- STUDY TEXT:
=-=-=-=-=

In their HRI ’24 paper, DeepMind reported that the LLM used to acquire the social context for their actions—OpenAI’s GPT-4—did indeed let them “quickly produce expressive behaviors,” which “reduces the need for curated datasets to generate specific robot behaviors or carefully crafted rules as in prior work.”

That could deem it a qualified success. However, just because it cannot produce unsafe actions does not mean the robot’s behaviors did not become annoying at times, said Leila Takayama, a human-robot interaction specialist on the DeepMind team. “There have been a couple instances of funky behaviors; for example, this robot likes to show off spinning colors on its light ring, which we jokingly called the ‘party on its face.’ It’s delightful when you see it once, but it gets annoying when it does that too often.

“Because that was a basic behavior that it had in its skill base, it would often revert to the ‘party on its face’ behavior when we didn’t give it persistent feedback on taming its lights,” she said.

=-=-=-=-=

- WORK REQUEST:
Could you give the stretch from "In their HRI" through "that too often." in the passage on DeepMind's expressive robot again, with "funky behaviors" changed to "odd behaviors"?

=-=-=-=-=

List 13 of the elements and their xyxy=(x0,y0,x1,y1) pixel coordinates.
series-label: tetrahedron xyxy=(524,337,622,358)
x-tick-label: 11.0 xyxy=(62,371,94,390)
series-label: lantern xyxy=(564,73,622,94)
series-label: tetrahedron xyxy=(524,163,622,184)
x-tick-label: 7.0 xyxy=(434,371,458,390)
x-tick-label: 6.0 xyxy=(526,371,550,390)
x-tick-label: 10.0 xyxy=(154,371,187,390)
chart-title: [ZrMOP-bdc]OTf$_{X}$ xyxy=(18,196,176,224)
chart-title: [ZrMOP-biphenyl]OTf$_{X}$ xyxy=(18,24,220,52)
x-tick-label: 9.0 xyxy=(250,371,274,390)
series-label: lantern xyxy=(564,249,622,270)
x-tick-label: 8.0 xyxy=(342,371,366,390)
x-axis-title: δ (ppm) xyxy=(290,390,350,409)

=-=-=-=-=

- TASK SOLUTION:
In their HRI ’24 paper, DeepMind reported that the LLM used to acquire the social context for their actions—OpenAI’s GPT-4—did indeed let them “quickly produce expressive behaviors,” which “reduces the need for curated datasets to generate specific robot behaviors or carefully crafted rules as in prior work.”

That could deem it a qualified success. However, just because it cannot produce unsafe actions does not mean the robot’s behaviors did not become annoying at times, said Leila Takayama, a human-robot interaction specialist on the DeepMind team. “There have been a couple instances of odd behaviors; for example, this robot likes to show off spinning colors on its light ring, which we jokingly called the ‘party on its face.’ It’s delightful when you see it once, but it gets annoying when it does that too often.